>> BEGIN Available records
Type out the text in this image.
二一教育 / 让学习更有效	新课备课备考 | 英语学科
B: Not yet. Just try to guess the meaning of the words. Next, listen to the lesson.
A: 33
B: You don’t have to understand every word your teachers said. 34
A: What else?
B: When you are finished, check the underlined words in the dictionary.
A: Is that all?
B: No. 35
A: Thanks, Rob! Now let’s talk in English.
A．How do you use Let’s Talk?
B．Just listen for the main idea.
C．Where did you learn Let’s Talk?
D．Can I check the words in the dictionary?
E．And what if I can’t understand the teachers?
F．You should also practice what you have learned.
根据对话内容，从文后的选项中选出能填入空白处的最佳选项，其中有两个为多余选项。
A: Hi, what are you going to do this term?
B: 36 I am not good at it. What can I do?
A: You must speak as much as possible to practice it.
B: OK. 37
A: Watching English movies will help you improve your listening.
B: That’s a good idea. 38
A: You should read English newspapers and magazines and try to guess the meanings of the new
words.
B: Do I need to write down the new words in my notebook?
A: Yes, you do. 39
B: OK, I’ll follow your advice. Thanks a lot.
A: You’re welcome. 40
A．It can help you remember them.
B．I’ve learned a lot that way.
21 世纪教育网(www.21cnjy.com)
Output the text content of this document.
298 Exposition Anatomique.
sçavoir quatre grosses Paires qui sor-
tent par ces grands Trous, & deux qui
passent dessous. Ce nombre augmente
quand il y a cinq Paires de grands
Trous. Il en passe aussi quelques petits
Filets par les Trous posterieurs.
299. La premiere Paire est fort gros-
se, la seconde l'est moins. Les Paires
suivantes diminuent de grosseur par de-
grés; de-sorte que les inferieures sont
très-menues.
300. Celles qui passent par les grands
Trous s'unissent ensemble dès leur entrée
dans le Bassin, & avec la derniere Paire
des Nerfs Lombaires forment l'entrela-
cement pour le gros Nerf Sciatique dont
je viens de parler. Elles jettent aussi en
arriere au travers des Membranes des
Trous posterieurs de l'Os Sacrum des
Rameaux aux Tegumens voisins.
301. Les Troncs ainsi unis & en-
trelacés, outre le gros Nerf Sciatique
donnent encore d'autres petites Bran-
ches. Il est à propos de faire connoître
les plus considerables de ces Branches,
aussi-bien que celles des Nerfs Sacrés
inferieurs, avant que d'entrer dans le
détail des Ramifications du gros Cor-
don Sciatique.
>> END Available records
**Exercise description:** Count the lines of the material that include the word "Nerfs", then report only the total.

**Result of this task:** 2